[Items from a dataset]
- - - - -

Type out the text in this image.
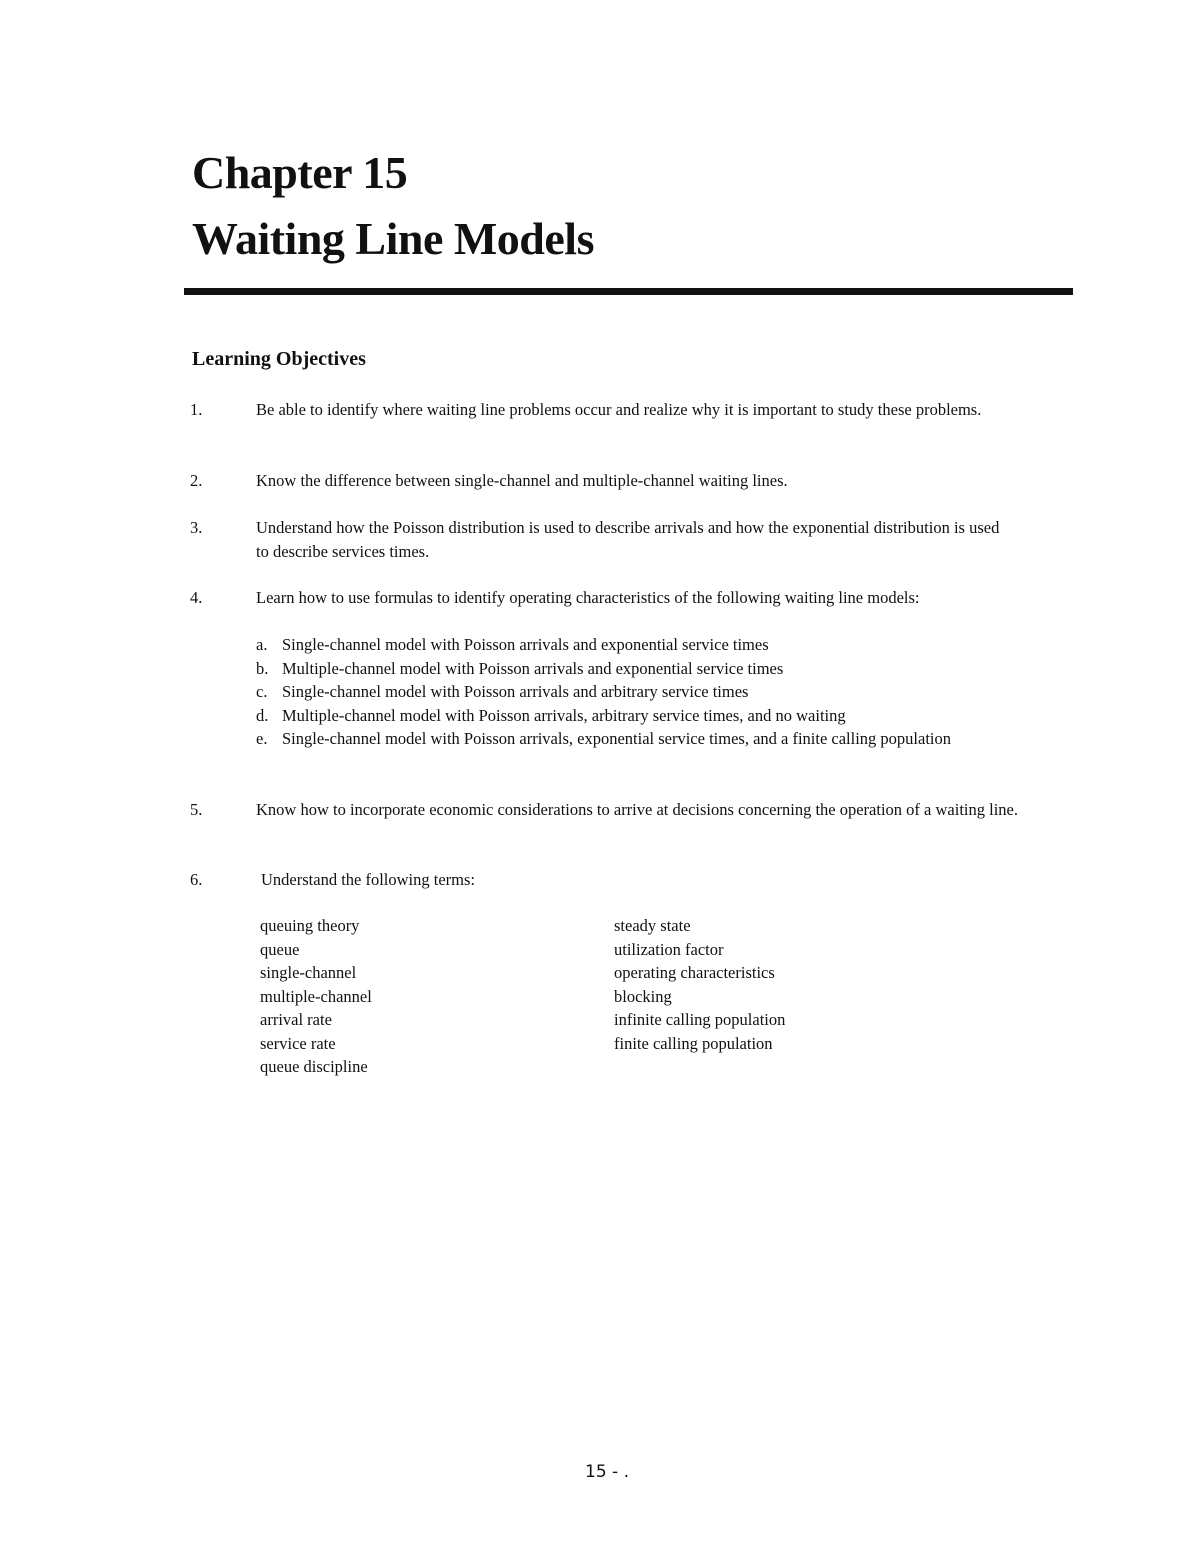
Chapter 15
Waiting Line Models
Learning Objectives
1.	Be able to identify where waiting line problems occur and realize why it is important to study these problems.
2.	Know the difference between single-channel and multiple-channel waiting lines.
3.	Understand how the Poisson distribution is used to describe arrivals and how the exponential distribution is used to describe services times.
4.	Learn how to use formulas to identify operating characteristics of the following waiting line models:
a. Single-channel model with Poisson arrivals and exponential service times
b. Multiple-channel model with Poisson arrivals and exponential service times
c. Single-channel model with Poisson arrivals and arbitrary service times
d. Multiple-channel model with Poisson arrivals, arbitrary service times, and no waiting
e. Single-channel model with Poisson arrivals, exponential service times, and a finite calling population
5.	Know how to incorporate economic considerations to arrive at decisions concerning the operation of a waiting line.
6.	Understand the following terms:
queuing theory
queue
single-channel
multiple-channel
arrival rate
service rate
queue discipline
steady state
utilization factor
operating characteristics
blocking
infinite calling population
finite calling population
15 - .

- - - - -

Collect every line from the records above that contains the word "with".

a. Single-channel model with Poisson arrivals and exponential service times
b. Multiple-channel model with Poisson arrivals and exponential service times
c. Single-channel model with Poisson arrivals and arbitrary service times
d. Multiple-channel model with Poisson arrivals, arbitrary service times, and no waiting
e. Single-channel model with Poisson arrivals, exponential service times, and a finite calling population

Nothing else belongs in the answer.